>> Begin
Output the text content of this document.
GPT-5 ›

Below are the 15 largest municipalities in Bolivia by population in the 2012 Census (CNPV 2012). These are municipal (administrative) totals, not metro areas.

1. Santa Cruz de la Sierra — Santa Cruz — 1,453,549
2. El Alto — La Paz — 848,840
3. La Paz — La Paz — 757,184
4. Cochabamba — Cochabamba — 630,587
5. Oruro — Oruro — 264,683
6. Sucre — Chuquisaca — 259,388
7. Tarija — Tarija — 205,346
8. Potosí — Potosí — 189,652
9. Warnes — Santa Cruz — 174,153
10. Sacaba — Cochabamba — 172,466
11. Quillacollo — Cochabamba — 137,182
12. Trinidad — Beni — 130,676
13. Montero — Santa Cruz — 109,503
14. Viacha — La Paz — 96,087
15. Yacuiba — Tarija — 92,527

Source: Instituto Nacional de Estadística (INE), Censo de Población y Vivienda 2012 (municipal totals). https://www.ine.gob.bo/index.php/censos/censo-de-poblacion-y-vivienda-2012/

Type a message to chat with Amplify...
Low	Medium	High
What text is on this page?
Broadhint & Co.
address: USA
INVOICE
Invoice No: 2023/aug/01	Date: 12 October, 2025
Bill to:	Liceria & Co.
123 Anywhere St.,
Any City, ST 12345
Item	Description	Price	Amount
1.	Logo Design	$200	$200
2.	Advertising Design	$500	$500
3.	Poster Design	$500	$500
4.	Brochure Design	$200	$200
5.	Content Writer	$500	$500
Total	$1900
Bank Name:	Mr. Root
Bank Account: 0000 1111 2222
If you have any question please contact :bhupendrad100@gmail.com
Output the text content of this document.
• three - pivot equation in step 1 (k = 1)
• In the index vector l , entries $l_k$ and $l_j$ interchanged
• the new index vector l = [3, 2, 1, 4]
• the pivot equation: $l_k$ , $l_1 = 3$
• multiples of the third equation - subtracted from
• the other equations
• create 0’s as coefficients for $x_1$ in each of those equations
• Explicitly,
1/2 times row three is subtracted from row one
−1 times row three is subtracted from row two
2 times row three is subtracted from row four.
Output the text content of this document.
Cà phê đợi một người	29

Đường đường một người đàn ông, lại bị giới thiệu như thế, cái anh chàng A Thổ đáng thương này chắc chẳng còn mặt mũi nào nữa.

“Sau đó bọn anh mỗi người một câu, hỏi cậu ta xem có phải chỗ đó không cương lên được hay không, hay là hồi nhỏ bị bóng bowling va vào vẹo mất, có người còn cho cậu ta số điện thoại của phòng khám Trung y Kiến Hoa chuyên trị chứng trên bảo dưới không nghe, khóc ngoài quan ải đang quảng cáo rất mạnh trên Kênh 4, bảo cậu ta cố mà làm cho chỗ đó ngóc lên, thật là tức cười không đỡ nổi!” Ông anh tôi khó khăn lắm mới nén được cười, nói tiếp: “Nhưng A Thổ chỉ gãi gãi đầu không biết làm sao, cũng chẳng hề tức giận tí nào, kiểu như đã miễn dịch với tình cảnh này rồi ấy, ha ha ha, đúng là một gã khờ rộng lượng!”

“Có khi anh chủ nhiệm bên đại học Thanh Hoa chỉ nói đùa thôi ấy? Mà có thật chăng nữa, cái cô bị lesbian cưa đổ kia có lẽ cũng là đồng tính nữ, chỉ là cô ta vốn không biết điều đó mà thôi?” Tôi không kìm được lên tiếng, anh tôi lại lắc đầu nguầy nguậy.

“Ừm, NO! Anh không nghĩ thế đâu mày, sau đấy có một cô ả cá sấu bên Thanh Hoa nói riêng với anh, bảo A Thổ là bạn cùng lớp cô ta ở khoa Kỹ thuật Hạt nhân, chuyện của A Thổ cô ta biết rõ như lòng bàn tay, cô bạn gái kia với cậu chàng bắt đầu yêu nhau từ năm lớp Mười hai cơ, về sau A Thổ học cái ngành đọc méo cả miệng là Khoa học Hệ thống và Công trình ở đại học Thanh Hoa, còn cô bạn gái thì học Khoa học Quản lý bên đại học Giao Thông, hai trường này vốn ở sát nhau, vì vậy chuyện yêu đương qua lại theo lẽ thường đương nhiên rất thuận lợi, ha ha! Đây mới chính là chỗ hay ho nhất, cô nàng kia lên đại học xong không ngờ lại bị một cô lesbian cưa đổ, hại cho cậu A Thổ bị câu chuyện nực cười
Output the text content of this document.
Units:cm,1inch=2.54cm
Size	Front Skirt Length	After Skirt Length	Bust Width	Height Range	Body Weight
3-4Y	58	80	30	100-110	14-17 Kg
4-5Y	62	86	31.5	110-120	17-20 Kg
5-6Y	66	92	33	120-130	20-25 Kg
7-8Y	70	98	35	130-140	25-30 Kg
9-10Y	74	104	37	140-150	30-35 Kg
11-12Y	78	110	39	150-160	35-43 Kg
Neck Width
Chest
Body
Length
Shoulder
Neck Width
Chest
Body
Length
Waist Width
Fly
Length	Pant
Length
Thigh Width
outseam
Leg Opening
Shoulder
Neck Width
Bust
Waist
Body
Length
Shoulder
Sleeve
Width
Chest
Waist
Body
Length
>> End
# Exercise task:
Identify the lines in the entries above that contain "Cochabamba", then copy them out.

# Result below:
4. Cochabamba — Cochabamba — 630,587
10. Sacaba — Cochabamba — 172,466
11. Quillacollo — Cochabamba — 137,182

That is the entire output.